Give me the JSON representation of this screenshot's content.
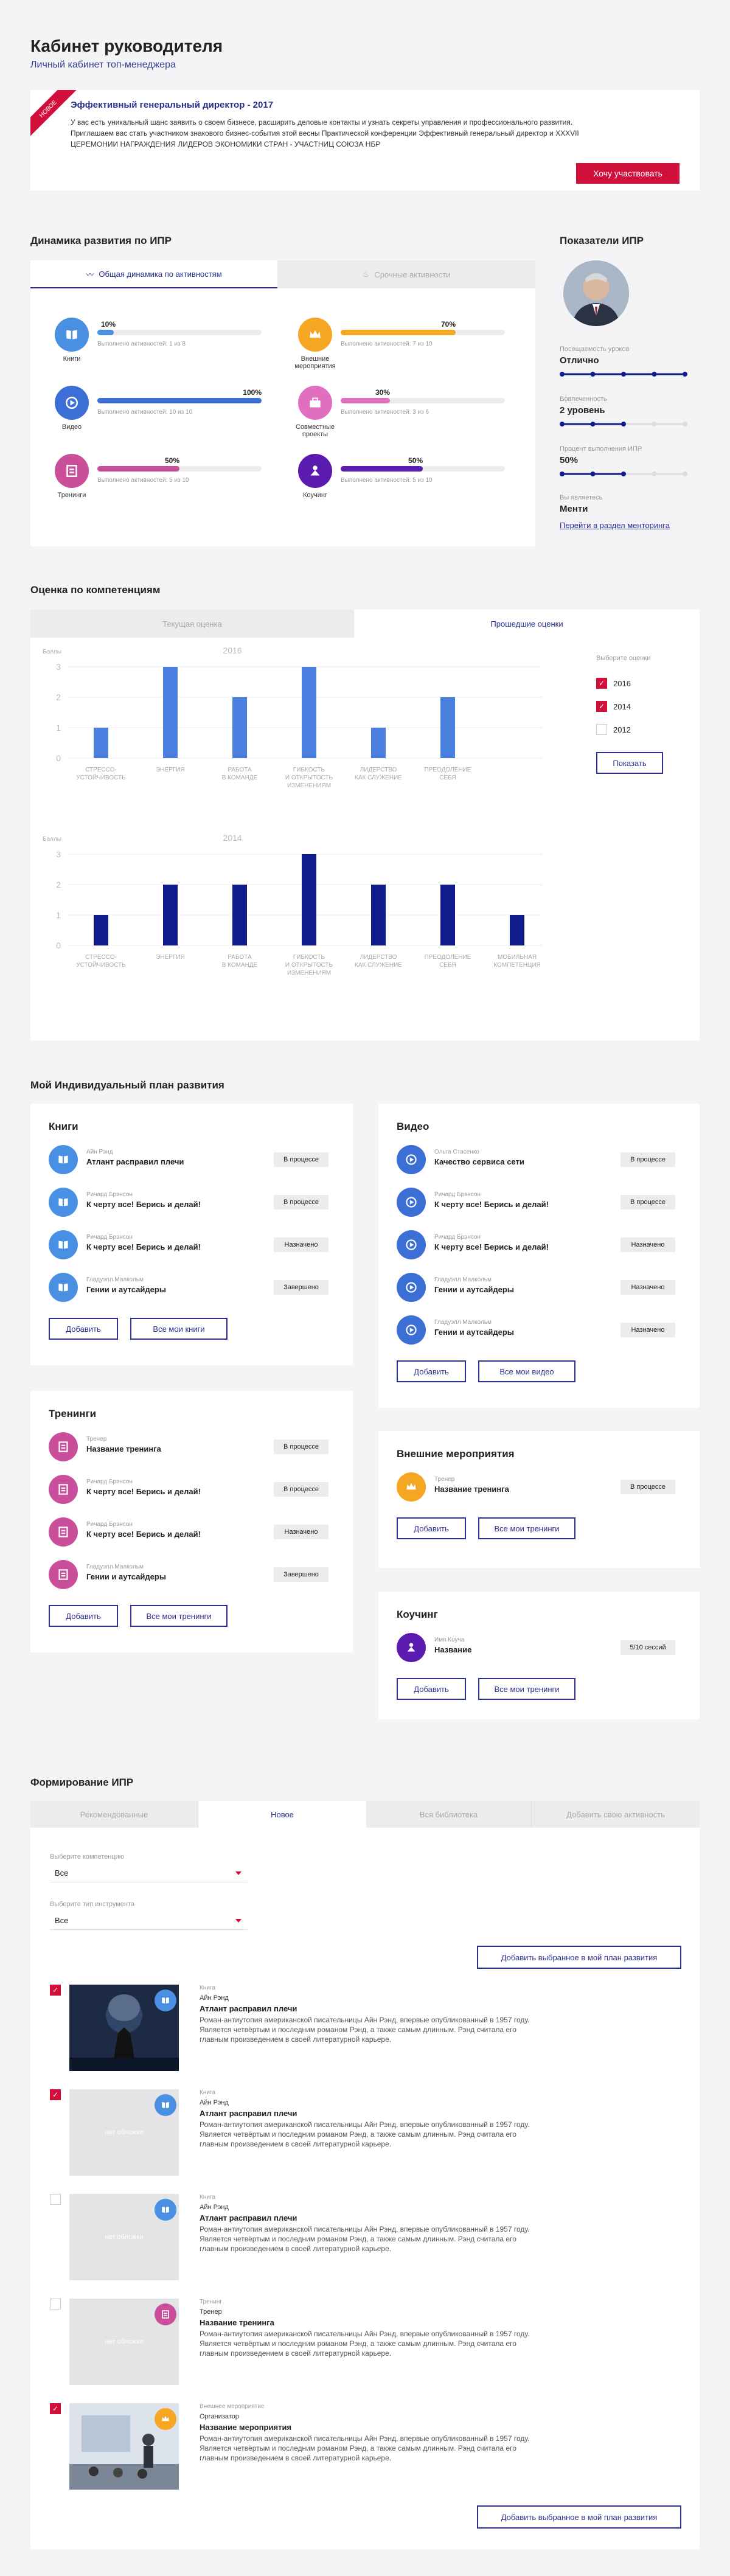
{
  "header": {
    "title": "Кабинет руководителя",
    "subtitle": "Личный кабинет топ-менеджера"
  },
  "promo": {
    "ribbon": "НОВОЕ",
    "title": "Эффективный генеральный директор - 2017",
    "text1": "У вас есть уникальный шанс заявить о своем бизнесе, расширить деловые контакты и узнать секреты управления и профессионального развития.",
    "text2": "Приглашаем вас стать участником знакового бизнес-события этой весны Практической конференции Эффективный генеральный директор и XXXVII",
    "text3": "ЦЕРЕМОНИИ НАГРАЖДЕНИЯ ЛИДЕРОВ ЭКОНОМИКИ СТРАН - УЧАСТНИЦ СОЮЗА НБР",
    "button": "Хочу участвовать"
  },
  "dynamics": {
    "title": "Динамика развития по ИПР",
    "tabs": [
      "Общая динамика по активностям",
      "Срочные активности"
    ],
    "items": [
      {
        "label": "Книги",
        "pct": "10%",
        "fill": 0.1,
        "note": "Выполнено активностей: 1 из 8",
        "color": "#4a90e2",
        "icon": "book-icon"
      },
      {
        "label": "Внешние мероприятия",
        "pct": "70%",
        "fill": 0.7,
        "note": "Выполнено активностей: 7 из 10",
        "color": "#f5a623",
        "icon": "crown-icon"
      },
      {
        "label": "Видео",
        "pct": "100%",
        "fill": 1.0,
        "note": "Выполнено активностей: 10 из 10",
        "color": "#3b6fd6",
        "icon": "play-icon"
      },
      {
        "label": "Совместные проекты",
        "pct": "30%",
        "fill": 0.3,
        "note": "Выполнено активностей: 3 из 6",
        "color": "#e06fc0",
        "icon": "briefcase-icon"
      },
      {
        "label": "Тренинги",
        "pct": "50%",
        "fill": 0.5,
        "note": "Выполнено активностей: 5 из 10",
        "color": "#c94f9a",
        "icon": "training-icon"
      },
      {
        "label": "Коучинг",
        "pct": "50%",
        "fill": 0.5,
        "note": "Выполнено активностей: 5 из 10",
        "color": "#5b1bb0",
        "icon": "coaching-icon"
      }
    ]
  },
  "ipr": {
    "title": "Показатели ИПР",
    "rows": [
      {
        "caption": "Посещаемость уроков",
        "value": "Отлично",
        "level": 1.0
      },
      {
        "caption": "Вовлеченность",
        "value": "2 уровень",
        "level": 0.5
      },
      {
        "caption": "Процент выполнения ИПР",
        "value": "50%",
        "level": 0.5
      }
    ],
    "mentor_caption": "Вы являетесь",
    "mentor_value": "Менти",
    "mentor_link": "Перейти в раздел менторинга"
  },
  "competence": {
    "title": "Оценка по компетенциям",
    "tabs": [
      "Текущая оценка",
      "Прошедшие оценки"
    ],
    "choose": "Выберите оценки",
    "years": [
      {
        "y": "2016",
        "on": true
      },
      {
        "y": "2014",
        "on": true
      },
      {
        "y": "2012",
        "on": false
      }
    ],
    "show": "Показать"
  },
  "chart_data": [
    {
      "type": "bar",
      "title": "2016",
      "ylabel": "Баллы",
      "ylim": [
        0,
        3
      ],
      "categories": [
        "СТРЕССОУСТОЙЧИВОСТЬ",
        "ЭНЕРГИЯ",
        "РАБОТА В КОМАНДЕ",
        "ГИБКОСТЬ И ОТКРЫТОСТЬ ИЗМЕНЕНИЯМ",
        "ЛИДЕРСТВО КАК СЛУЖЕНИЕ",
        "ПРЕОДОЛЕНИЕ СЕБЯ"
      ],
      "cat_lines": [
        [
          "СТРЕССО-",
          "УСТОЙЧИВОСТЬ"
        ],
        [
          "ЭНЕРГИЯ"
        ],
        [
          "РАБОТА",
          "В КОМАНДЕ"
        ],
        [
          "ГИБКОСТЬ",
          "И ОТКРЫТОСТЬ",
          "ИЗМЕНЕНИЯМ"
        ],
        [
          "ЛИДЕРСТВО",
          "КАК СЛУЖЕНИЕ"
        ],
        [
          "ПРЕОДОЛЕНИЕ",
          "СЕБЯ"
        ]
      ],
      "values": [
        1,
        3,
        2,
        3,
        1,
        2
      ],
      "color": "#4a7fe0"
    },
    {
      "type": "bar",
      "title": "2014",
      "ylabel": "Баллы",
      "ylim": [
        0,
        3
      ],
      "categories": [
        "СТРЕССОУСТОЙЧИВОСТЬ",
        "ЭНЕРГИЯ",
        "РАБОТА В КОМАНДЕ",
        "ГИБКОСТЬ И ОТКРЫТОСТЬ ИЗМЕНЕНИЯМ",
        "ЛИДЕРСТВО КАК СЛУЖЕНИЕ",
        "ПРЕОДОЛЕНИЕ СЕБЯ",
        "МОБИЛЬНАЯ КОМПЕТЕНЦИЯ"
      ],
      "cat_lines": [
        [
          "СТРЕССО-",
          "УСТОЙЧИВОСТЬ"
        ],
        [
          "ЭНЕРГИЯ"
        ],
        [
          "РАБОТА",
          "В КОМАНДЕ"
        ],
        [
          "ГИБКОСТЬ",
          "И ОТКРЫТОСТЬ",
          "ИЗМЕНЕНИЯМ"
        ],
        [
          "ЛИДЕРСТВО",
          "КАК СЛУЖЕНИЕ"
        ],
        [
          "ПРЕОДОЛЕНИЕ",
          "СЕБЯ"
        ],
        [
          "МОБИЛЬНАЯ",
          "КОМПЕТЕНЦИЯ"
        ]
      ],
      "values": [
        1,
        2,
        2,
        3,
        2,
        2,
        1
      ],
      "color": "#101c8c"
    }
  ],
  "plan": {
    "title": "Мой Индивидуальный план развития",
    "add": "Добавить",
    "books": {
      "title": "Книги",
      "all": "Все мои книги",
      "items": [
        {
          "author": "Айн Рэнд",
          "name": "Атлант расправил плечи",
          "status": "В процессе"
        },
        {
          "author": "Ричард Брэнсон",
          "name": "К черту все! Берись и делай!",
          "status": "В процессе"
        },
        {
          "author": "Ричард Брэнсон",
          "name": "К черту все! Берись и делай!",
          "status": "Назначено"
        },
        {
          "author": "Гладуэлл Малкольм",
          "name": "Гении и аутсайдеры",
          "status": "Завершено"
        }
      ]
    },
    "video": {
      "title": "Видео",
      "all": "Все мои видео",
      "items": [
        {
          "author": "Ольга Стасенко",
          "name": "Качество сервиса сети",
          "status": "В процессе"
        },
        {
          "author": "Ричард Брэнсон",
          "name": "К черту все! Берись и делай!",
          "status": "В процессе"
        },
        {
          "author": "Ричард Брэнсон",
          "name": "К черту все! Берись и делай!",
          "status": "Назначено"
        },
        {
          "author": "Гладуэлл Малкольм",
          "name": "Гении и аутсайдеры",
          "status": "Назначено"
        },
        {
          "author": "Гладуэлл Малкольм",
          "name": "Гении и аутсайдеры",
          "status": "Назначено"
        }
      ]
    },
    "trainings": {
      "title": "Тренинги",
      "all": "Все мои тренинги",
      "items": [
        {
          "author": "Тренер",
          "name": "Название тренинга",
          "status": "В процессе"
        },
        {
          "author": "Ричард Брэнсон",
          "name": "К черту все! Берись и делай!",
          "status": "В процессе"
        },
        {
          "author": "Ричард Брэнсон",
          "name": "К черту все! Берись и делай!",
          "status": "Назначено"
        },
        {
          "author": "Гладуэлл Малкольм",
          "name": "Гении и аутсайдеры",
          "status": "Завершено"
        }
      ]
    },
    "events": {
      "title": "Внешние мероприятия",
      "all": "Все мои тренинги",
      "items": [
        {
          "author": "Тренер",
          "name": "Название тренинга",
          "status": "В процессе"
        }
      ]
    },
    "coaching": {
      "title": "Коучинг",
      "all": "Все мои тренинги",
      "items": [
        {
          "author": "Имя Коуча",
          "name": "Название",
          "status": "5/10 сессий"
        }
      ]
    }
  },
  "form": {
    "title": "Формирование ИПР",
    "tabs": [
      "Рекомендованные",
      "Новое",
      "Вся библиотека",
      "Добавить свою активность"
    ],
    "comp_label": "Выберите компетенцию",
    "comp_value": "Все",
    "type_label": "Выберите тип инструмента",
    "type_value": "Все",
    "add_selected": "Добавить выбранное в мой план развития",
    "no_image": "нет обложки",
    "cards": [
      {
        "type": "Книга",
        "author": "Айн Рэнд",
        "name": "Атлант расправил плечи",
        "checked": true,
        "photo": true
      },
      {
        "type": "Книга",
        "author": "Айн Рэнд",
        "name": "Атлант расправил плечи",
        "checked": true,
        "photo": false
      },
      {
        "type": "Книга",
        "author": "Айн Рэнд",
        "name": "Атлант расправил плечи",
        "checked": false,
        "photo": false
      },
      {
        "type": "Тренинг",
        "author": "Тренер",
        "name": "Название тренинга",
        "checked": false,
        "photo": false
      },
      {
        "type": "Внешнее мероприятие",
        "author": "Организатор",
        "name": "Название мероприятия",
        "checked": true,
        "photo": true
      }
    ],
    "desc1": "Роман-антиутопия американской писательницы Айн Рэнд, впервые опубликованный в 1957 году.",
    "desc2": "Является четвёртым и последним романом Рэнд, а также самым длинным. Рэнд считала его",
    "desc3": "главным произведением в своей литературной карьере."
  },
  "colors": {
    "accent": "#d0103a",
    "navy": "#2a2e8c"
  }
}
****************
▸ Goal:
Show every line in the entries where the string "Выполнено" occurs.

▸ Solution to this task:
        "note": "Выполнено активностей: 1 из 8",
        "note": "Выполнено активностей: 7 из 10",
        "note": "Выполнено активностей: 10 из 10",
        "note": "Выполнено активностей: 3 из 6",
        "note": "Выполнено активностей: 5 из 10",
        "note": "Выполнено активностей: 5 из 10",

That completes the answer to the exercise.